**Prompt:** Give every line below again, exactly.

----------------------------------------

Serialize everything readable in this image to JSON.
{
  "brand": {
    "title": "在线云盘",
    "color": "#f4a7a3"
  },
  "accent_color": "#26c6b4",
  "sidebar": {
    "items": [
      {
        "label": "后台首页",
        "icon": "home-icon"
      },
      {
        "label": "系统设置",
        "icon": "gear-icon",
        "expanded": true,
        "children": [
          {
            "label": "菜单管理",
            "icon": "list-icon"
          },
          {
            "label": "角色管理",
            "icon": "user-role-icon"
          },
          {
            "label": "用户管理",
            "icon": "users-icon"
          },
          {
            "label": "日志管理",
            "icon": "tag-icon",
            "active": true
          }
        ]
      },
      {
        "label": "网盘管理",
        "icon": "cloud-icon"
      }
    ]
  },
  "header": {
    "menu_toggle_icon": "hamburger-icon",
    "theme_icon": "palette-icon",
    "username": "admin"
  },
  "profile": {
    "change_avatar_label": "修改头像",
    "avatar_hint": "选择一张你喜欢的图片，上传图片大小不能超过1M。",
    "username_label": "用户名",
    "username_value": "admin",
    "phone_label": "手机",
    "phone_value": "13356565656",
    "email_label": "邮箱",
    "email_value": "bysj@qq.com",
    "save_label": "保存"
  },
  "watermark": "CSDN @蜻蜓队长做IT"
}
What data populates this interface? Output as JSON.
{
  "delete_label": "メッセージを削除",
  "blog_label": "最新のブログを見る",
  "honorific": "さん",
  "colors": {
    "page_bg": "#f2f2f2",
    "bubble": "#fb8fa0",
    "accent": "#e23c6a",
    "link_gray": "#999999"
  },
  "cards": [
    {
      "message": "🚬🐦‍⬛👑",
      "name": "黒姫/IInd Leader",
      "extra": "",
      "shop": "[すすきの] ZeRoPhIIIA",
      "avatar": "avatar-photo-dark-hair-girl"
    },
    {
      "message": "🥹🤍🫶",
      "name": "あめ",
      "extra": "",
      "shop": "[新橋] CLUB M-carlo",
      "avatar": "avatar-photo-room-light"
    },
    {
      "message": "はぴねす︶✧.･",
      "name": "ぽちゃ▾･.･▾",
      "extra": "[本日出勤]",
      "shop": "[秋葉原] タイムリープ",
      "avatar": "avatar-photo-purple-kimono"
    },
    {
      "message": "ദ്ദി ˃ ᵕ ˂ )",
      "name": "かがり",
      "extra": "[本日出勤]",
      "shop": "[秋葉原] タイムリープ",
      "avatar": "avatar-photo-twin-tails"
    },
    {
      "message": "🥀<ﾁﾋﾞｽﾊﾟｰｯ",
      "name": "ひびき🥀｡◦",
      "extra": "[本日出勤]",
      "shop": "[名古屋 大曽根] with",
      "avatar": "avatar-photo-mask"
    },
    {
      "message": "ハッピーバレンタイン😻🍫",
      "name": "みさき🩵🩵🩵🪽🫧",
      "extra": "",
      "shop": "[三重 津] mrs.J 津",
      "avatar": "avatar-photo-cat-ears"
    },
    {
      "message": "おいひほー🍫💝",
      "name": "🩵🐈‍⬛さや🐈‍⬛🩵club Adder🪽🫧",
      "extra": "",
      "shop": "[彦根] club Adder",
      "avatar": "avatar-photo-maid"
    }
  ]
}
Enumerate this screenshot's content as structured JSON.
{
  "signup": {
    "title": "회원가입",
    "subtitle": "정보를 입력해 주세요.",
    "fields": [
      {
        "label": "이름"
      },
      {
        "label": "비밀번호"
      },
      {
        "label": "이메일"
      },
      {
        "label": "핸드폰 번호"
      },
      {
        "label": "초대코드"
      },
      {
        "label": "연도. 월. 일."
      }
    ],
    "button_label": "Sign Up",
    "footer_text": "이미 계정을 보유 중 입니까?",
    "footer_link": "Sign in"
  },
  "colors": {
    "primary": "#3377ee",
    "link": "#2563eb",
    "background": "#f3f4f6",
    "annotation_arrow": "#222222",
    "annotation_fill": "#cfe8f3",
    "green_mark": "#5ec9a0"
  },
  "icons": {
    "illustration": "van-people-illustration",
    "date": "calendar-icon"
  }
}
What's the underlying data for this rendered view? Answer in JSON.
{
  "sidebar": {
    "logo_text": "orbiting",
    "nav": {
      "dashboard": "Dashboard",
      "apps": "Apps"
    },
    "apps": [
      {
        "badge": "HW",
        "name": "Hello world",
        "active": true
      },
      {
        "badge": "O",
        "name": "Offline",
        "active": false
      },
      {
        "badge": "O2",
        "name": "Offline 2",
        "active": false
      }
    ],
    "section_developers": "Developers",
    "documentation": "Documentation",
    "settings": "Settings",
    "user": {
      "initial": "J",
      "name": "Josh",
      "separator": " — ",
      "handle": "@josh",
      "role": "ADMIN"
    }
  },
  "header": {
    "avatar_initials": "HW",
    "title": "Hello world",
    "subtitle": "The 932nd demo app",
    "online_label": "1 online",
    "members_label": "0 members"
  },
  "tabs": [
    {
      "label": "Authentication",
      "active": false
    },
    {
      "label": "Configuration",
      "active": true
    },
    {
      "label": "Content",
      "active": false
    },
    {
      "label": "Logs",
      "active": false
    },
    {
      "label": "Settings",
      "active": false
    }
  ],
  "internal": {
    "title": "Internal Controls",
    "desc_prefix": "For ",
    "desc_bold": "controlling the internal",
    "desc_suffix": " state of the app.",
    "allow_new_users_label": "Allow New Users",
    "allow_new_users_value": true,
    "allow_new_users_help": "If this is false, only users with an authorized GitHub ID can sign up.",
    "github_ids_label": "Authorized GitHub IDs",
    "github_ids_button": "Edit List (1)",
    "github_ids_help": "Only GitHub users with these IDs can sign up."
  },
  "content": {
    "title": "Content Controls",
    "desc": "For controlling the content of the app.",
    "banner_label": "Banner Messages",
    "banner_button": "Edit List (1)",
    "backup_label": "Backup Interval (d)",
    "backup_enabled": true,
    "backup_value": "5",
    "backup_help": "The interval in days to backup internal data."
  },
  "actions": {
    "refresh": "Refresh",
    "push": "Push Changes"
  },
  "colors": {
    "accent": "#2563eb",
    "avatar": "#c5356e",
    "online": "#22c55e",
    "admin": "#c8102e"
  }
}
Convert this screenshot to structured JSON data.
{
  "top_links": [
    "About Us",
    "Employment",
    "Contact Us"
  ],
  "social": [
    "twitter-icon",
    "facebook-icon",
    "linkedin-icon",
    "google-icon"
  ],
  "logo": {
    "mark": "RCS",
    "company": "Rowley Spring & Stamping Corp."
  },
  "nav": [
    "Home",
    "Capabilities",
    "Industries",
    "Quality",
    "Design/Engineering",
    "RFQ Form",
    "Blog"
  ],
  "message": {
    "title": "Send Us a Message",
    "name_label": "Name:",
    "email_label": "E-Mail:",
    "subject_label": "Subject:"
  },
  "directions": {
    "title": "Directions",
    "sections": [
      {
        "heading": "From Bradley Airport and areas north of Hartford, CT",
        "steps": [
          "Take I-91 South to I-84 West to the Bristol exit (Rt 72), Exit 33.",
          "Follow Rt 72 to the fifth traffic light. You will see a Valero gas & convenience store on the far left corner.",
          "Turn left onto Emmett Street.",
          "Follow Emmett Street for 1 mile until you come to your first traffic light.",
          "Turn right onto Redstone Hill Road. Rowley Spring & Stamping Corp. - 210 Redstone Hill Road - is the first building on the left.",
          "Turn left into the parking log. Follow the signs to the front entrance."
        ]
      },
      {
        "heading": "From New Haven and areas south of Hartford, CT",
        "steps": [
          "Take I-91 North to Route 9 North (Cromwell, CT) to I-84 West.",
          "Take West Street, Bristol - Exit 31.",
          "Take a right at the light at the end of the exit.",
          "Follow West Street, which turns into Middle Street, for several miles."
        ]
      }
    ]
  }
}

----------------------------------------

**Response:**
Serialize everything readable in this image to JSON.
{
  "brand": {
    "title": "在线云盘",
    "color": "#f4a7a3"
  },
  "accent_color": "#26c6b4",
  "sidebar": {
    "items": [
      {
        "label": "后台首页",
        "icon": "home-icon"
      },
      {
        "label": "系统设置",
        "icon": "gear-icon",
        "expanded": true,
        "children": [
          {
            "label": "菜单管理",
            "icon": "list-icon"
          },
          {
            "label": "角色管理",
            "icon": "user-role-icon"
          },
          {
            "label": "用户管理",
            "icon": "users-icon"
          },
          {
            "label": "日志管理",
            "icon": "tag-icon",
            "active": true
          }
        ]
      },
      {
        "label": "网盘管理",
        "icon": "cloud-icon"
      }
    ]
  },
  "header": {
    "menu_toggle_icon": "hamburger-icon",
    "theme_icon": "palette-icon",
    "username": "admin"
  },
  "profile": {
    "change_avatar_label": "修改头像",
    "avatar_hint": "选择一张你喜欢的图片，上传图片大小不能超过1M。",
    "username_label": "用户名",
    "username_value": "admin",
    "phone_label": "手机",
    "phone_value": "13356565656",
    "email_label": "邮箱",
    "email_value": "bysj@qq.com",
    "save_label": "保存"
  },
  "watermark": "CSDN @蜻蜓队长做IT"
}
What data populates this interface? Output as JSON.
{
  "delete_label": "メッセージを削除",
  "blog_label": "最新のブログを見る",
  "honorific": "さん",
  "colors": {
    "page_bg": "#f2f2f2",
    "bubble": "#fb8fa0",
    "accent": "#e23c6a",
    "link_gray": "#999999"
  },
  "cards": [
    {
      "message": "🚬🐦‍⬛👑",
      "name": "黒姫/IInd Leader",
      "extra": "",
      "shop": "[すすきの] ZeRoPhIIIA",
      "avatar": "avatar-photo-dark-hair-girl"
    },
    {
      "message": "🥹🤍🫶",
      "name": "あめ",
      "extra": "",
      "shop": "[新橋] CLUB M-carlo",
      "avatar": "avatar-photo-room-light"
    },
    {
      "message": "はぴねす︶✧.･",
      "name": "ぽちゃ▾･.･▾",
      "extra": "[本日出勤]",
      "shop": "[秋葉原] タイムリープ",
      "avatar": "avatar-photo-purple-kimono"
    },
    {
      "message": "ദ്ദി ˃ ᵕ ˂ )",
      "name": "かがり",
      "extra": "[本日出勤]",
      "shop": "[秋葉原] タイムリープ",
      "avatar": "avatar-photo-twin-tails"
    },
    {
      "message": "🥀<ﾁﾋﾞｽﾊﾟｰｯ",
      "name": "ひびき🥀｡◦",
      "extra": "[本日出勤]",
      "shop": "[名古屋 大曽根] with",
      "avatar": "avatar-photo-mask"
    },
    {
      "message": "ハッピーバレンタイン😻🍫",
      "name": "みさき🩵🩵🩵🪽🫧",
      "extra": "",
      "shop": "[三重 津] mrs.J 津",
      "avatar": "avatar-photo-cat-ears"
    },
    {
      "message": "おいひほー🍫💝",
      "name": "🩵🐈‍⬛さや🐈‍⬛🩵club Adder🪽🫧",
      "extra": "",
      "shop": "[彦根] club Adder",
      "avatar": "avatar-photo-maid"
    }
  ]
}
Enumerate this screenshot's content as structured JSON.
{
  "signup": {
    "title": "회원가입",
    "subtitle": "정보를 입력해 주세요.",
    "fields": [
      {
        "label": "이름"
      },
      {
        "label": "비밀번호"
      },
      {
        "label": "이메일"
      },
      {
        "label": "핸드폰 번호"
      },
      {
        "label": "초대코드"
      },
      {
        "label": "연도. 월. 일."
      }
    ],
    "button_label": "Sign Up",
    "footer_text": "이미 계정을 보유 중 입니까?",
    "footer_link": "Sign in"
  },
  "colors": {
    "primary": "#3377ee",
    "link": "#2563eb",
    "background": "#f3f4f6",
    "annotation_arrow": "#222222",
    "annotation_fill": "#cfe8f3",
    "green_mark": "#5ec9a0"
  },
  "icons": {
    "illustration": "van-people-illustration",
    "date": "calendar-icon"
  }
}
What's the underlying data for this rendered view? Answer in JSON.
{
  "sidebar": {
    "logo_text": "orbiting",
    "nav": {
      "dashboard": "Dashboard",
      "apps": "Apps"
    },
    "apps": [
      {
        "badge": "HW",
        "name": "Hello world",
        "active": true
      },
      {
        "badge": "O",
        "name": "Offline",
        "active": false
      },
      {
        "badge": "O2",
        "name": "Offline 2",
        "active": false
      }
    ],
    "section_developers": "Developers",
    "documentation": "Documentation",
    "settings": "Settings",
    "user": {
      "initial": "J",
      "name": "Josh",
      "separator": " — ",
      "handle": "@josh",
      "role": "ADMIN"
    }
  },
  "header": {
    "avatar_initials": "HW",
    "title": "Hello world",
    "subtitle": "The 932nd demo app",
    "online_label": "1 online",
    "members_label": "0 members"
  },
  "tabs": [
    {
      "label": "Authentication",
      "active": false
    },
    {
      "label": "Configuration",
      "active": true
    },
    {
      "label": "Content",
      "active": false
    },
    {
      "label": "Logs",
      "active": false
    },
    {
      "label": "Settings",
      "active": false
    }
  ],
  "internal": {
    "title": "Internal Controls",
    "desc_prefix": "For ",
    "desc_bold": "controlling the internal",
    "desc_suffix": " state of the app.",
    "allow_new_users_label": "Allow New Users",
    "allow_new_users_value": true,
    "allow_new_users_help": "If this is false, only users with an authorized GitHub ID can sign up.",
    "github_ids_label": "Authorized GitHub IDs",
    "github_ids_button": "Edit List (1)",
    "github_ids_help": "Only GitHub users with these IDs can sign up."
  },
  "content": {
    "title": "Content Controls",
    "desc": "For controlling the content of the app.",
    "banner_label": "Banner Messages",
    "banner_button": "Edit List (1)",
    "backup_label": "Backup Interval (d)",
    "backup_enabled": true,
    "backup_value": "5",
    "backup_help": "The interval in days to backup internal data."
  },
  "actions": {
    "refresh": "Refresh",
    "push": "Push Changes"
  },
  "colors": {
    "accent": "#2563eb",
    "avatar": "#c5356e",
    "online": "#22c55e",
    "admin": "#c8102e"
  }
}
Convert this screenshot to structured JSON data.
{
  "top_links": [
    "About Us",
    "Employment",
    "Contact Us"
  ],
  "social": [
    "twitter-icon",
    "facebook-icon",
    "linkedin-icon",
    "google-icon"
  ],
  "logo": {
    "mark": "RCS",
    "company": "Rowley Spring & Stamping Corp."
  },
  "nav": [
    "Home",
    "Capabilities",
    "Industries",
    "Quality",
    "Design/Engineering",
    "RFQ Form",
    "Blog"
  ],
  "message": {
    "title": "Send Us a Message",
    "name_label": "Name:",
    "email_label": "E-Mail:",
    "subject_label": "Subject:"
  },
  "directions": {
    "title": "Directions",
    "sections": [
      {
        "heading": "From Bradley Airport and areas north of Hartford, CT",
        "steps": [
          "Take I-91 South to I-84 West to the Bristol exit (Rt 72), Exit 33.",
          "Follow Rt 72 to the fifth traffic light. You will see a Valero gas & convenience store on the far left corner.",
          "Turn left onto Emmett Street.",
          "Follow Emmett Street for 1 mile until you come to your first traffic light.",
          "Turn right onto Redstone Hill Road. Rowley Spring & Stamping Corp. - 210 Redstone Hill Road - is the first building on the left.",
          "Turn left into the parking log. Follow the signs to the front entrance."
        ]
      },
      {
        "heading": "From New Haven and areas south of Hartford, CT",
        "steps": [
          "Take I-91 North to Route 9 North (Cromwell, CT) to I-84 West.",
          "Take West Street, Bristol - Exit 31.",
          "Take a right at the light at the end of the exit.",
          "Follow West Street, which turns into Middle Street, for several miles."
        ]
      }
    ]
  }
}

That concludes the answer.